EXERCISE PROMPT => Every line below should be copied exactly; drop the pictures.

Chart and figure data:

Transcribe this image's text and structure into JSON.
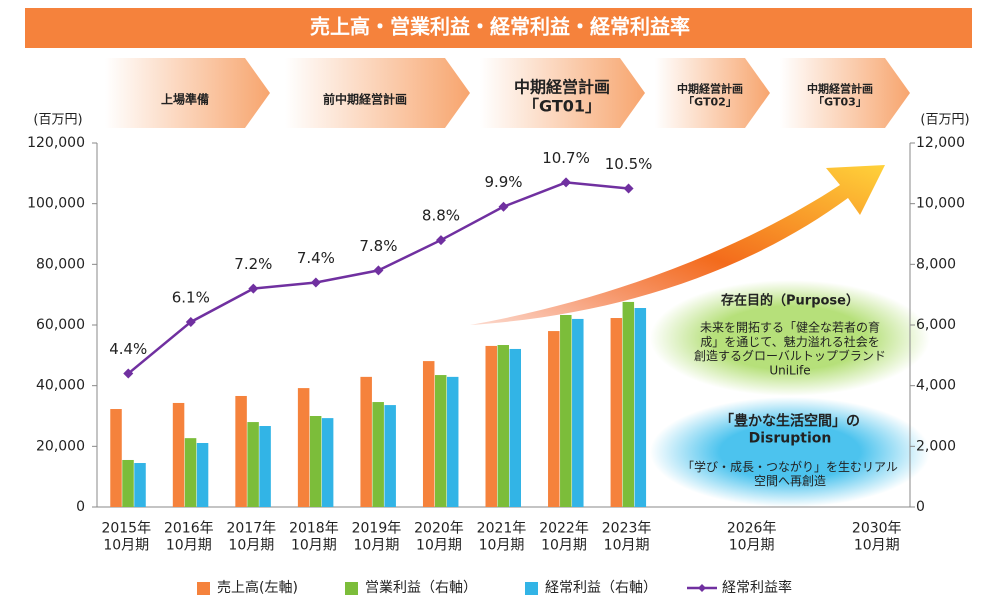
{
  "chart_data": {
    "type": "bar",
    "title": "売上高・営業利益・経常利益・経常利益率",
    "phases": [
      "上場準備",
      "前中期経営計画",
      "中期経営計画\n「GT01」",
      "中期経営計画\n「GT02」",
      "中期経営計画\n「GT03」"
    ],
    "y_label": "(百万円)",
    "y2_label": "(百万円)",
    "categories": [
      "2015年\n10月期",
      "2016年\n10月期",
      "2017年\n10月期",
      "2018年\n10月期",
      "2019年\n10月期",
      "2020年\n10月期",
      "2021年\n10月期",
      "2022年\n10月期",
      "2023年\n10月期",
      null,
      "2026年\n10月期",
      null,
      "2030年\n10月期"
    ],
    "ylim": [
      0,
      120000
    ],
    "yticks": [
      0,
      {
        "value": 20000,
        "label": "20,000"
      },
      {
        "value": 40000,
        "label": "40,000"
      },
      {
        "value": 60000,
        "label": "60,000"
      },
      {
        "value": 80000,
        "label": "80,000"
      },
      {
        "value": 100000,
        "label": "100,000"
      },
      {
        "value": 120000,
        "label": "120,000"
      }
    ],
    "y2lim": [
      0,
      12000
    ],
    "y2ticks": [
      0,
      {
        "value": 2000,
        "label": "2,000"
      },
      {
        "value": 4000,
        "label": "4,000"
      },
      {
        "value": 6000,
        "label": "6,000"
      },
      {
        "value": 8000,
        "label": "8,000"
      },
      {
        "value": 10000,
        "label": "10,000"
      },
      {
        "value": 12000,
        "label": "12,000"
      }
    ],
    "y3lim": [
      0,
      12
    ],
    "series": [
      {
        "name": "売上高(左軸)",
        "type": "bar",
        "color": "#f5823c",
        "axis": "y",
        "values": [
          32300,
          34300,
          36600,
          39200,
          42900,
          48100,
          53100,
          58000,
          62300,
          null,
          null,
          null,
          null
        ]
      },
      {
        "name": "営業利益（右軸）",
        "type": "bar",
        "color": "#7cbd3a",
        "axis": "y2",
        "values": [
          1550,
          2270,
          2800,
          3000,
          3460,
          4350,
          5340,
          6330,
          6760,
          null,
          null,
          null,
          null
        ]
      },
      {
        "name": "経常利益（右軸）",
        "type": "bar",
        "color": "#32b4e6",
        "axis": "y2",
        "values": [
          1450,
          2110,
          2670,
          2930,
          3360,
          4290,
          5210,
          6200,
          6560,
          null,
          null,
          null,
          null
        ]
      },
      {
        "name": "経常利益率",
        "type": "line",
        "color": "#7030a0",
        "axis": "y3",
        "values": [
          4.4,
          6.1,
          7.2,
          7.4,
          7.8,
          8.8,
          9.9,
          10.7,
          10.5,
          null,
          null,
          null,
          null
        ],
        "value_labels": [
          "4.4%",
          "6.1%",
          "7.2%",
          "7.4%",
          "7.8%",
          "8.8%",
          "9.9%",
          "10.7%",
          "10.5%",
          null,
          null,
          null,
          null
        ]
      }
    ],
    "annotations": [
      {
        "title": "存在目的（Purpose）",
        "text": "未来を開拓する「健全な若者の育\n成」を通じて、魅力溢れる社会を\n創造するグローバルトップブランド\nUniLife"
      },
      {
        "title": "「豊かな生活空間」の\nDisruption",
        "text": "「学び・成長・つながり」を生むリアル\n空間へ再創造"
      }
    ]
  }
}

EXERCISE SOLUTION =>
Transcribe this image's text and structure into JSON.
{
  "chart_data": {
    "type": "bar",
    "title": "売上高・営業利益・経常利益・経常利益率",
    "phases": [
      "上場準備",
      "前中期経営計画",
      "中期経営計画\n「GT01」",
      "中期経営計画\n「GT02」",
      "中期経営計画\n「GT03」"
    ],
    "y_label": "(百万円)",
    "y2_label": "(百万円)",
    "categories": [
      "2015年\n10月期",
      "2016年\n10月期",
      "2017年\n10月期",
      "2018年\n10月期",
      "2019年\n10月期",
      "2020年\n10月期",
      "2021年\n10月期",
      "2022年\n10月期",
      "2023年\n10月期",
      null,
      "2026年\n10月期",
      null,
      "2030年\n10月期"
    ],
    "ylim": [
      0,
      120000
    ],
    "yticks": [
      0,
      {
        "value": 20000,
        "label": "20,000"
      },
      {
        "value": 40000,
        "label": "40,000"
      },
      {
        "value": 60000,
        "label": "60,000"
      },
      {
        "value": 80000,
        "label": "80,000"
      },
      {
        "value": 100000,
        "label": "100,000"
      },
      {
        "value": 120000,
        "label": "120,000"
      }
    ],
    "y2lim": [
      0,
      12000
    ],
    "y2ticks": [
      0,
      {
        "value": 2000,
        "label": "2,000"
      },
      {
        "value": 4000,
        "label": "4,000"
      },
      {
        "value": 6000,
        "label": "6,000"
      },
      {
        "value": 8000,
        "label": "8,000"
      },
      {
        "value": 10000,
        "label": "10,000"
      },
      {
        "value": 12000,
        "label": "12,000"
      }
    ],
    "y3lim": [
      0,
      12
    ],
    "series": [
      {
        "name": "売上高(左軸)",
        "type": "bar",
        "color": "#f5823c",
        "axis": "y",
        "values": [
          32300,
          34300,
          36600,
          39200,
          42900,
          48100,
          53100,
          58000,
          62300,
          null,
          null,
          null,
          null
        ]
      },
      {
        "name": "営業利益（右軸）",
        "type": "bar",
        "color": "#7cbd3a",
        "axis": "y2",
        "values": [
          1550,
          2270,
          2800,
          3000,
          3460,
          4350,
          5340,
          6330,
          6760,
          null,
          null,
          null,
          null
        ]
      },
      {
        "name": "経常利益（右軸）",
        "type": "bar",
        "color": "#32b4e6",
        "axis": "y2",
        "values": [
          1450,
          2110,
          2670,
          2930,
          3360,
          4290,
          5210,
          6200,
          6560,
          null,
          null,
          null,
          null
        ]
      },
      {
        "name": "経常利益率",
        "type": "line",
        "color": "#7030a0",
        "axis": "y3",
        "values": [
          4.4,
          6.1,
          7.2,
          7.4,
          7.8,
          8.8,
          9.9,
          10.7,
          10.5,
          null,
          null,
          null,
          null
        ],
        "value_labels": [
          "4.4%",
          "6.1%",
          "7.2%",
          "7.4%",
          "7.8%",
          "8.8%",
          "9.9%",
          "10.7%",
          "10.5%",
          null,
          null,
          null,
          null
        ]
      }
    ],
    "annotations": [
      {
        "title": "存在目的（Purpose）",
        "text": "未来を開拓する「健全な若者の育\n成」を通じて、魅力溢れる社会を\n創造するグローバルトップブランド\nUniLife"
      },
      {
        "title": "「豊かな生活空間」の\nDisruption",
        "text": "「学び・成長・つながり」を生むリアル\n空間へ再創造"
      }
    ]
  }
}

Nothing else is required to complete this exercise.